§ What to work on: Scan the data below and pick out the lines containing the word "opportunities".

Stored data
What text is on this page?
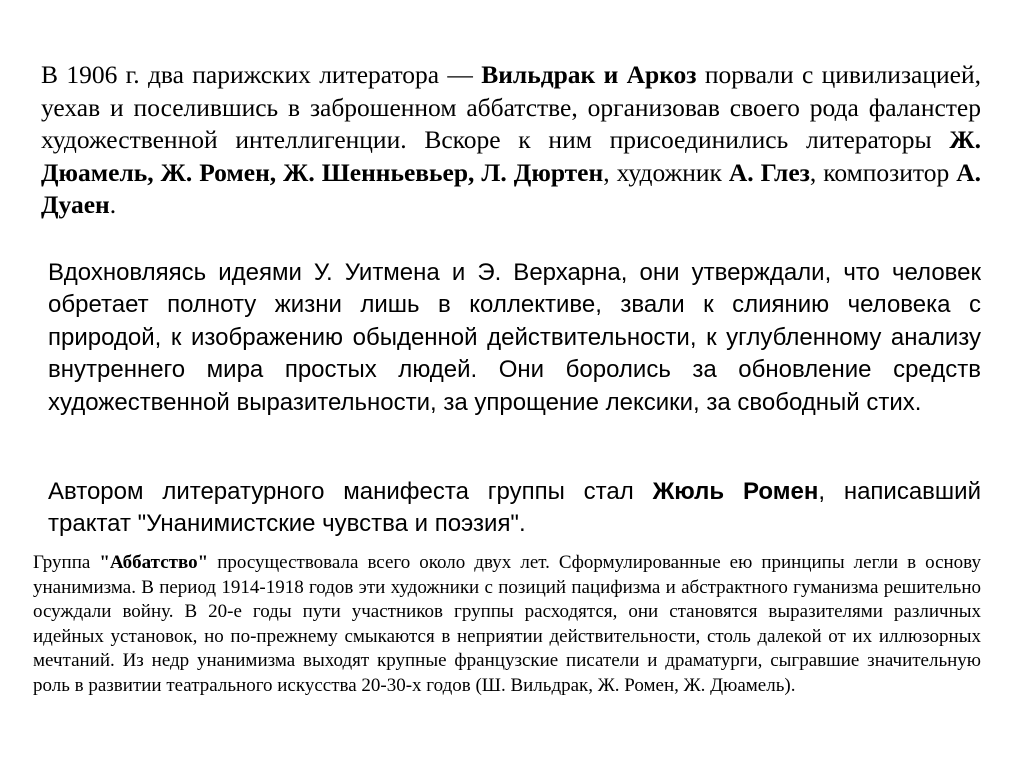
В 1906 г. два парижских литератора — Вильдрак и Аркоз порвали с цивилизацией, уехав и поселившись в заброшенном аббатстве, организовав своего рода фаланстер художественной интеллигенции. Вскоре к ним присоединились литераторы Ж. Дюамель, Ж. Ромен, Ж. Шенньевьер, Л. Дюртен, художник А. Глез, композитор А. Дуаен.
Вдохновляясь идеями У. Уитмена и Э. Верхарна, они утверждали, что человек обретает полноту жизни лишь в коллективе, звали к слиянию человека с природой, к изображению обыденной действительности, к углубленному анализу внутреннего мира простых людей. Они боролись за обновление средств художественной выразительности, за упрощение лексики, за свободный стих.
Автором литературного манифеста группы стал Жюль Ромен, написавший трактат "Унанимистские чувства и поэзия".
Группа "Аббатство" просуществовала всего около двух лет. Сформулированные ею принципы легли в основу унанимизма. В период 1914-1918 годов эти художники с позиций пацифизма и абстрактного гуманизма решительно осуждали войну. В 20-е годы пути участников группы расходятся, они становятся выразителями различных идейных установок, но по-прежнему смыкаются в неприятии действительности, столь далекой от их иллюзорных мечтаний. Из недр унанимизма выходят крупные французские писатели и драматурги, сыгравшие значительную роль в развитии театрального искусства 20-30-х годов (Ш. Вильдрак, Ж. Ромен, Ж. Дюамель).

==

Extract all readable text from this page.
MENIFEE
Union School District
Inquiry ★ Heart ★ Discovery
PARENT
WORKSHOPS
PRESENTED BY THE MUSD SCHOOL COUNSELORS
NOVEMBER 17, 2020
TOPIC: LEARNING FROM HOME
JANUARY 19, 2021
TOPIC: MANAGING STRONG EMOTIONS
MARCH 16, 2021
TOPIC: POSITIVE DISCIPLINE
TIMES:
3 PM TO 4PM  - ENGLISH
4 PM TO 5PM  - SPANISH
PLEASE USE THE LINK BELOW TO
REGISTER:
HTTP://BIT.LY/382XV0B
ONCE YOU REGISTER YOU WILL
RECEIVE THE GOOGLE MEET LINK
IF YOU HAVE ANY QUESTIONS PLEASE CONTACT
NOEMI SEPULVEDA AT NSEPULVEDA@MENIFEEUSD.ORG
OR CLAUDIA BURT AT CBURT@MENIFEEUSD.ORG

* * *

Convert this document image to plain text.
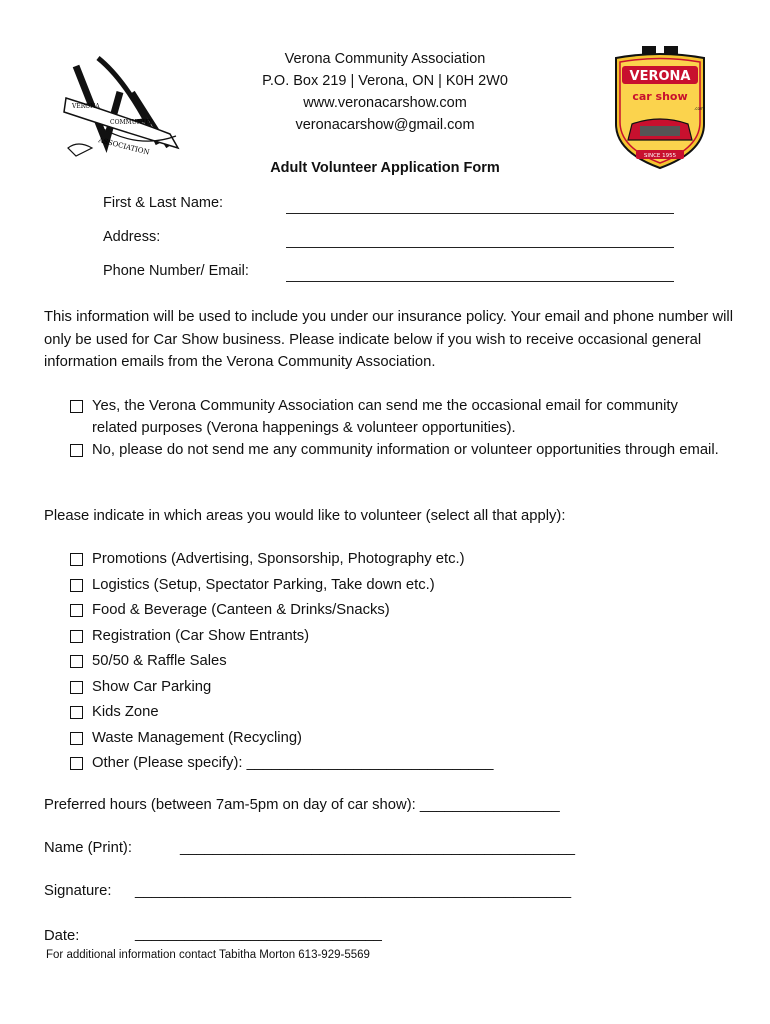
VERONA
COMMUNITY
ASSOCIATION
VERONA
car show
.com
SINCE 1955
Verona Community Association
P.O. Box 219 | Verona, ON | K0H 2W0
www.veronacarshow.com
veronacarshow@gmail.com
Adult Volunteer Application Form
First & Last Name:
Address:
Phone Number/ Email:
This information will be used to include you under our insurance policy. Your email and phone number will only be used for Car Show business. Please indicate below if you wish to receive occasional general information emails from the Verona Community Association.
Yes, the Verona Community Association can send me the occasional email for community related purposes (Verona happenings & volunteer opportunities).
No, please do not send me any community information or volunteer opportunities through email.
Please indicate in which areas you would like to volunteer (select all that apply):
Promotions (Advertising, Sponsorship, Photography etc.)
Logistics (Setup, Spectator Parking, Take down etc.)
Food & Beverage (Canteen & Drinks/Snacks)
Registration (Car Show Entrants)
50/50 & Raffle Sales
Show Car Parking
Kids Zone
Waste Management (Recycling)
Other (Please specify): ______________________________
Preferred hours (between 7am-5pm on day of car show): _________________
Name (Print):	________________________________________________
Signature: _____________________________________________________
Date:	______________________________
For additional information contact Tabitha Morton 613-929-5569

§ Full response:
Yes, the Verona Community Association can send me the occasional email for community related purposes (Verona happenings & volunteer opportunities).
No, please do not send me any community information or volunteer opportunities through email.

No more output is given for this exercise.